(Items from a data source)
══════════════════════════════

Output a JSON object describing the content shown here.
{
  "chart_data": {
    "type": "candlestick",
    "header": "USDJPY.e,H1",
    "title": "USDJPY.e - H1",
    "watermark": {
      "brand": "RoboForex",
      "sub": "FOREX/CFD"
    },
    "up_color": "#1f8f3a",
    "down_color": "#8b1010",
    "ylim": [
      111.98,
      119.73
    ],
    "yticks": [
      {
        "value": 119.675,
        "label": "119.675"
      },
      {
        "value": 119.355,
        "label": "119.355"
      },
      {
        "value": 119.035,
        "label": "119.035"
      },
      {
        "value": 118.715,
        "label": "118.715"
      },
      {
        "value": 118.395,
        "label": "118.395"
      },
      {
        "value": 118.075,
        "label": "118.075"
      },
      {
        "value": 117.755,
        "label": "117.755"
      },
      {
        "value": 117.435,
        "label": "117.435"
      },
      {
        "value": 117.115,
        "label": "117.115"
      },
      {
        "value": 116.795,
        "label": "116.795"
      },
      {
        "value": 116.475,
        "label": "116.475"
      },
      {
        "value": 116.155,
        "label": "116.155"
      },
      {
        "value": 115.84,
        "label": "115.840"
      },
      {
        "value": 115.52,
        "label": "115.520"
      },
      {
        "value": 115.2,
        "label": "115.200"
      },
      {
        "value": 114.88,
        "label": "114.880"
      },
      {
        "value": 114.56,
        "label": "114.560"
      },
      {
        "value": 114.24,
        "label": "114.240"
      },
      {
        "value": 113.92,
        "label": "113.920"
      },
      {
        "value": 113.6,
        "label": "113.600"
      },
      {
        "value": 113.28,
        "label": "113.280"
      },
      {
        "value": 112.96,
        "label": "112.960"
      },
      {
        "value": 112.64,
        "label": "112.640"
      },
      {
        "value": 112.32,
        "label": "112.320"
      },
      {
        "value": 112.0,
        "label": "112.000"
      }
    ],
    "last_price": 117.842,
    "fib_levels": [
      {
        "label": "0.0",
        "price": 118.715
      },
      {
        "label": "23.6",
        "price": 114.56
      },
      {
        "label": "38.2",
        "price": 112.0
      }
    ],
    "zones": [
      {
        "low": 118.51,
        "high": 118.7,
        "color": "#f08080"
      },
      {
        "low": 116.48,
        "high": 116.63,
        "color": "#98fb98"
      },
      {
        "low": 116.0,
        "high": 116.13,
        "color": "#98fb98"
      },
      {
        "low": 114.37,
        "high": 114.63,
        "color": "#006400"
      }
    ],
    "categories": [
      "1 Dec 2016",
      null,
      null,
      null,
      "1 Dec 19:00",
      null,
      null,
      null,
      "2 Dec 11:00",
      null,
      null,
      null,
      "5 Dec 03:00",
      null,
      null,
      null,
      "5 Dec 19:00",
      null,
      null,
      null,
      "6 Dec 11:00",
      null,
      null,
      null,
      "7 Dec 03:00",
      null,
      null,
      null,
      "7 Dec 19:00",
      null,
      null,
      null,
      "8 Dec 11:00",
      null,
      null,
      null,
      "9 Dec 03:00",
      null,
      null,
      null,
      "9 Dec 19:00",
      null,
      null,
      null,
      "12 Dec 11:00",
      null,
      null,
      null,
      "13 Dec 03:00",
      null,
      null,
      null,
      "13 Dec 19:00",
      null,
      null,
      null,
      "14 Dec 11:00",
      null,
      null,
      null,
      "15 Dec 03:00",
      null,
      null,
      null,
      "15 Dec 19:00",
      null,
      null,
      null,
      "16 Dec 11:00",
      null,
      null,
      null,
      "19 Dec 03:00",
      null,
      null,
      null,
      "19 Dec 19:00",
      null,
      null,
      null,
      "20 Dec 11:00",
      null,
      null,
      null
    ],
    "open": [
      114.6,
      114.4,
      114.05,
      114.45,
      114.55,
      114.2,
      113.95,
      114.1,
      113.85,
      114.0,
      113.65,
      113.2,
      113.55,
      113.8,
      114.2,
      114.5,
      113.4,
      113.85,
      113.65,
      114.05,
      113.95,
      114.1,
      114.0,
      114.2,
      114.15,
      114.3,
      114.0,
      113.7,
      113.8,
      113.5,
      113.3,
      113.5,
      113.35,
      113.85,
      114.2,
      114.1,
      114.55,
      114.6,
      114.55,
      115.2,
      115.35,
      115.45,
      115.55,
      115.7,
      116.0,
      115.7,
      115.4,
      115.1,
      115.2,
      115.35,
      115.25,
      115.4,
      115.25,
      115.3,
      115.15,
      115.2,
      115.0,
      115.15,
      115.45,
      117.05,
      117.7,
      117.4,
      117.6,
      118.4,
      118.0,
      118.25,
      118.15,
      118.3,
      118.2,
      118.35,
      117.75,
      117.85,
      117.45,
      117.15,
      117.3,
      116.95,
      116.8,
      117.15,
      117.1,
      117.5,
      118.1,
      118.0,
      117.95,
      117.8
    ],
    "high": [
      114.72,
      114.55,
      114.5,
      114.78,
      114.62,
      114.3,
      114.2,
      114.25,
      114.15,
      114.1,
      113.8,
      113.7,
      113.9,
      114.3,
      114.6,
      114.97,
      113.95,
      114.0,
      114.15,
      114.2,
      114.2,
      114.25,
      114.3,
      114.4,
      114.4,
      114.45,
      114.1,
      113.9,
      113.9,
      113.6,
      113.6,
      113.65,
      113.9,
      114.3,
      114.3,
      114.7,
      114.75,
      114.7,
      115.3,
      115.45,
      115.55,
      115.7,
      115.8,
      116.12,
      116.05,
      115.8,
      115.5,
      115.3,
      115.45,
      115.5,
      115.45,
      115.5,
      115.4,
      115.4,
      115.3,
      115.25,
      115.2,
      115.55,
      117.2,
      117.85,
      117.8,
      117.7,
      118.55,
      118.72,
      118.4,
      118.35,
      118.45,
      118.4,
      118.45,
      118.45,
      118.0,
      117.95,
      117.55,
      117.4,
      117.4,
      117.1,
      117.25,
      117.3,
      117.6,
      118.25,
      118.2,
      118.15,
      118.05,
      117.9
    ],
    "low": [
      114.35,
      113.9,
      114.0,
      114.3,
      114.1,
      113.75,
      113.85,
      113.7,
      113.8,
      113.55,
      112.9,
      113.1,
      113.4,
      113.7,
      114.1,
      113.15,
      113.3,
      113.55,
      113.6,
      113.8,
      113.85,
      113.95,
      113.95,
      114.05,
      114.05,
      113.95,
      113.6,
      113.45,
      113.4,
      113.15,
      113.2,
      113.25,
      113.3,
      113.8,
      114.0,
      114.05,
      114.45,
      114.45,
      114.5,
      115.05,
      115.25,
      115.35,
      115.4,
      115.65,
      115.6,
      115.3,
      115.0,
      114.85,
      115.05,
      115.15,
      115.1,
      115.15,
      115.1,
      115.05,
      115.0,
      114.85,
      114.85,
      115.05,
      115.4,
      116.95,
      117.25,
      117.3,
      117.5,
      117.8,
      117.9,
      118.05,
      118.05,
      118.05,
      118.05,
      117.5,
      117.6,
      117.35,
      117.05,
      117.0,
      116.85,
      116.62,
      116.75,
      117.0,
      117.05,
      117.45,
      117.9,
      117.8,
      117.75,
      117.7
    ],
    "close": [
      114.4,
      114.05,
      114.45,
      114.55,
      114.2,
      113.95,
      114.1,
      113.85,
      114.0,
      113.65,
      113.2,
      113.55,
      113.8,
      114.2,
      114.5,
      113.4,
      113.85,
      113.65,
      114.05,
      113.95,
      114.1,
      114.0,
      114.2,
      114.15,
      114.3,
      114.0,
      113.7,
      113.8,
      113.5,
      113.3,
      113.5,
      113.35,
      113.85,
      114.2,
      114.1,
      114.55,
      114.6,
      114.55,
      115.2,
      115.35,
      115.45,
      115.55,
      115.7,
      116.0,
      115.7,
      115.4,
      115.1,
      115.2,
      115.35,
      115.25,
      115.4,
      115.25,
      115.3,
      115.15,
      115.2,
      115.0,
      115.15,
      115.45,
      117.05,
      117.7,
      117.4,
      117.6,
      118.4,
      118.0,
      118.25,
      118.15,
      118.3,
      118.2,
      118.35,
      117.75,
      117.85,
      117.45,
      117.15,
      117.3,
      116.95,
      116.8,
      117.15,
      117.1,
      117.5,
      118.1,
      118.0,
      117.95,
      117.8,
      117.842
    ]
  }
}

══════════════════════════════

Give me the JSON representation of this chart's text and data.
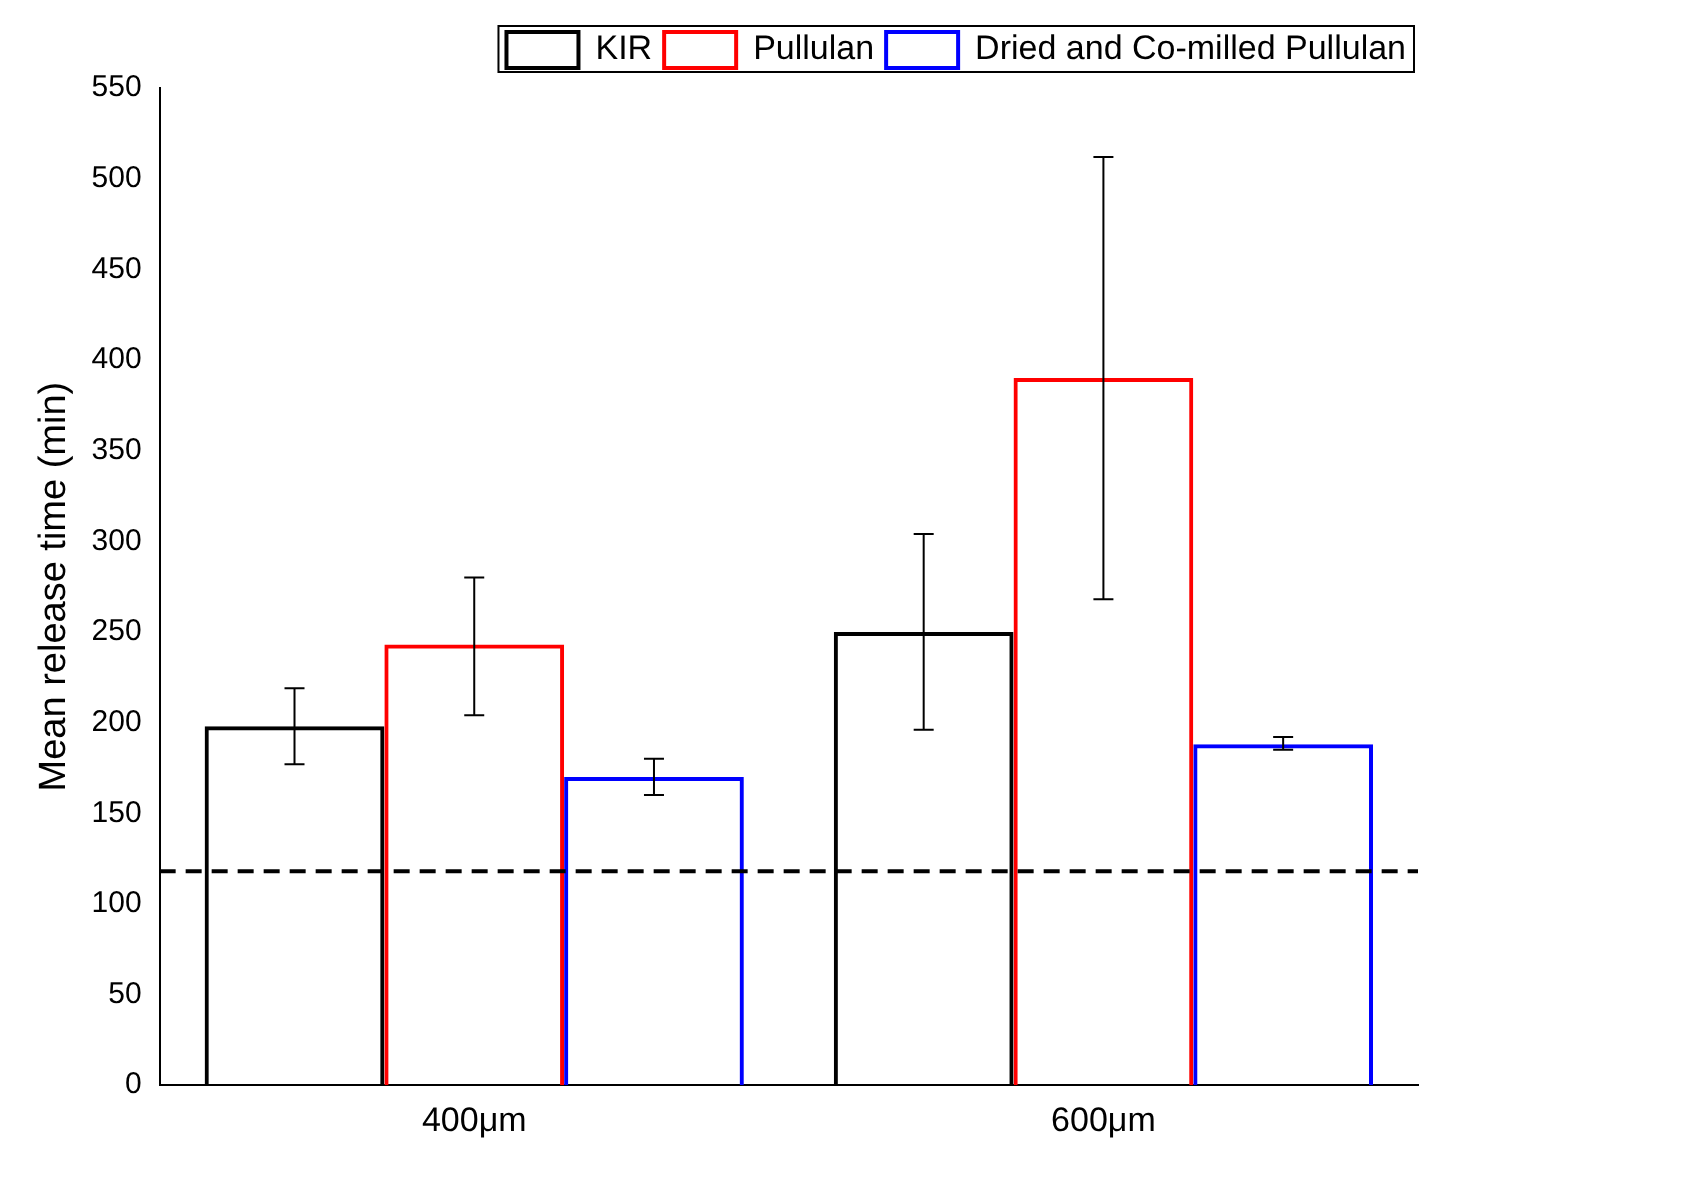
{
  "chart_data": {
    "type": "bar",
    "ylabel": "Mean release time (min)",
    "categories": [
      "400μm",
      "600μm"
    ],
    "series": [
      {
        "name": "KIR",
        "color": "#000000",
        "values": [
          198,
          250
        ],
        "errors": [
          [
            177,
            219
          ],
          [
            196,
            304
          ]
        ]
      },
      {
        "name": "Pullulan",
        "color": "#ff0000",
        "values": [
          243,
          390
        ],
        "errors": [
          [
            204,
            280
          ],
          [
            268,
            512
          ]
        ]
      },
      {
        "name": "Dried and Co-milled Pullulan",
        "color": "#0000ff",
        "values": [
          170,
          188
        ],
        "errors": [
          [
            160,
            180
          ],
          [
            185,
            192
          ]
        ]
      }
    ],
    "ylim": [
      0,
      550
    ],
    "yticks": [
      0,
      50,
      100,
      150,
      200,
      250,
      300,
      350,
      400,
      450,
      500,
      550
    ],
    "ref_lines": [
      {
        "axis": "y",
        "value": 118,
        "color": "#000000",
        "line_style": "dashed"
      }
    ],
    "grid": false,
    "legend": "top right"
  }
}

══════════════════════════════

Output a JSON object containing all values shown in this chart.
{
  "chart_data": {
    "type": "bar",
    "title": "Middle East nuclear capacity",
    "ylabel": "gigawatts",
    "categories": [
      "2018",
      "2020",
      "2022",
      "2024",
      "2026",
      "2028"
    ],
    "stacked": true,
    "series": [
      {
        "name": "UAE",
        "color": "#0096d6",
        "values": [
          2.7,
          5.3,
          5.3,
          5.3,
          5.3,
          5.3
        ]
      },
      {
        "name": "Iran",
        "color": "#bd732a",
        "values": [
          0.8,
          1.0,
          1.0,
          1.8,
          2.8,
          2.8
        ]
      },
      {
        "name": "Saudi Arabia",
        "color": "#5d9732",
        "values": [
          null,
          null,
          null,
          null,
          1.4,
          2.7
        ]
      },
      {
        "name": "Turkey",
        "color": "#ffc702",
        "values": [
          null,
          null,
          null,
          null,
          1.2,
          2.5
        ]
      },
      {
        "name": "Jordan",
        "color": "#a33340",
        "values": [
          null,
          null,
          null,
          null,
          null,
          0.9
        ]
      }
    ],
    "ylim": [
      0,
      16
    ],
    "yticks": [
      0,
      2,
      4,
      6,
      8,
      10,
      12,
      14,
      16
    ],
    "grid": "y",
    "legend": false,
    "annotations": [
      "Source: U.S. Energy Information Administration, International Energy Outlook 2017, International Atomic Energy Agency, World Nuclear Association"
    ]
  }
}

══════════════════════════════

* **THE TASK**
Copy each line above where the string "high" occurs.

* **FULL SOLUTION**
        "high": 118.7,
        "high": 116.63,
        "high": 116.13,
        "high": 114.63,
    "high": [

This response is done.